EXERCISE INSTRUCTIONS => Everything from the line containing "Output the text content of this document." down to the last line of the entries below must be transcribed exactly, and nothing else.

----- DATA ROWS

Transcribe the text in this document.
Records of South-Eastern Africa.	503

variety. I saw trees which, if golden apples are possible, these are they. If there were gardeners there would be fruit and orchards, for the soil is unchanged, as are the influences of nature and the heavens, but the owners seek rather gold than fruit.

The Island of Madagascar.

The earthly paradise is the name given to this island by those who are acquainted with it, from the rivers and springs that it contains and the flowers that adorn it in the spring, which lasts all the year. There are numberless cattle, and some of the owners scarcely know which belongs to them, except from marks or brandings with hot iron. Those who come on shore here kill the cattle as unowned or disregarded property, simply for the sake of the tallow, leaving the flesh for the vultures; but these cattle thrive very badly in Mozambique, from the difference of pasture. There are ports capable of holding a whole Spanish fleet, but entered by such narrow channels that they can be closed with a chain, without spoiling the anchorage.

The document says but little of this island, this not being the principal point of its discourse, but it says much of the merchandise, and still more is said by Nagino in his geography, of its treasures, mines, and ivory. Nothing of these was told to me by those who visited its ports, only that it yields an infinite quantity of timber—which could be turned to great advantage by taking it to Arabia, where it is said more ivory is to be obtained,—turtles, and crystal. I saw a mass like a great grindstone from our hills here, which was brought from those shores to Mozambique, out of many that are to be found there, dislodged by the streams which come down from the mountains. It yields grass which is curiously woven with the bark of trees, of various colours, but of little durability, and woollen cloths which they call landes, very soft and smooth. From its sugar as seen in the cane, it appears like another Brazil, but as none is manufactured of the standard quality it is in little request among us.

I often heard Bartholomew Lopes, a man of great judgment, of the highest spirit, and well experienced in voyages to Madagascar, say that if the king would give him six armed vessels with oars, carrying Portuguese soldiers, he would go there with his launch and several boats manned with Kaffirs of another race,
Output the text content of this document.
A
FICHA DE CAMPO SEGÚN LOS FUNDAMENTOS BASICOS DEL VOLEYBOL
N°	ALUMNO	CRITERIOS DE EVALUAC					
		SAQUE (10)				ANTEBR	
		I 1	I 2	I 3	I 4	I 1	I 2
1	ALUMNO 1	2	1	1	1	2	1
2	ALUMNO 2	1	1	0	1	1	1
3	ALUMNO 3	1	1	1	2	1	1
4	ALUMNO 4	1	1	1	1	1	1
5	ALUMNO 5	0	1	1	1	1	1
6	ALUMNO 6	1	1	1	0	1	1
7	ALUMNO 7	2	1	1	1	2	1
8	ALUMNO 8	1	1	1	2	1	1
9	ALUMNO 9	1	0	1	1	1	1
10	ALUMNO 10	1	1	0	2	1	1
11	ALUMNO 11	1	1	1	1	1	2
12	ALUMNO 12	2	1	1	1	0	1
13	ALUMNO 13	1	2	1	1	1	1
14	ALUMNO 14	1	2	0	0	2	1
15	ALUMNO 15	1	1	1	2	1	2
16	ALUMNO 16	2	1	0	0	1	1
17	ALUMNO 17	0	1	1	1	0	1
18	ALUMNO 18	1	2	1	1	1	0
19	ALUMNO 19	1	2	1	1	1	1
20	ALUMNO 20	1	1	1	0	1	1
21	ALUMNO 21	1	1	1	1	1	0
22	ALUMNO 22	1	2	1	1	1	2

----------

OUTPUT FOR THIS TASK =>
Output the text content of this document.
A
FICHA DE CAMPO SEGÚN LOS FUNDAMENTOS BASICOS DEL VOLEYBOL
N°	ALUMNO	CRITERIOS DE EVALUAC					
		SAQUE (10)				ANTEBR	
		I 1	I 2	I 3	I 4	I 1	I 2
1	ALUMNO 1	2	1	1	1	2	1
2	ALUMNO 2	1	1	0	1	1	1
3	ALUMNO 3	1	1	1	2	1	1
4	ALUMNO 4	1	1	1	1	1	1
5	ALUMNO 5	0	1	1	1	1	1
6	ALUMNO 6	1	1	1	0	1	1
7	ALUMNO 7	2	1	1	1	2	1
8	ALUMNO 8	1	1	1	2	1	1
9	ALUMNO 9	1	0	1	1	1	1
10	ALUMNO 10	1	1	0	2	1	1
11	ALUMNO 11	1	1	1	1	1	2
12	ALUMNO 12	2	1	1	1	0	1
13	ALUMNO 13	1	2	1	1	1	1
14	ALUMNO 14	1	2	0	0	2	1
15	ALUMNO 15	1	1	1	2	1	2
16	ALUMNO 16	2	1	0	0	1	1
17	ALUMNO 17	0	1	1	1	0	1
18	ALUMNO 18	1	2	1	1	1	0
19	ALUMNO 19	1	2	1	1	1	1
20	ALUMNO 20	1	1	1	0	1	1
21	ALUMNO 21	1	1	1	1	1	0
22	ALUMNO 22	1	2	1	1	1	2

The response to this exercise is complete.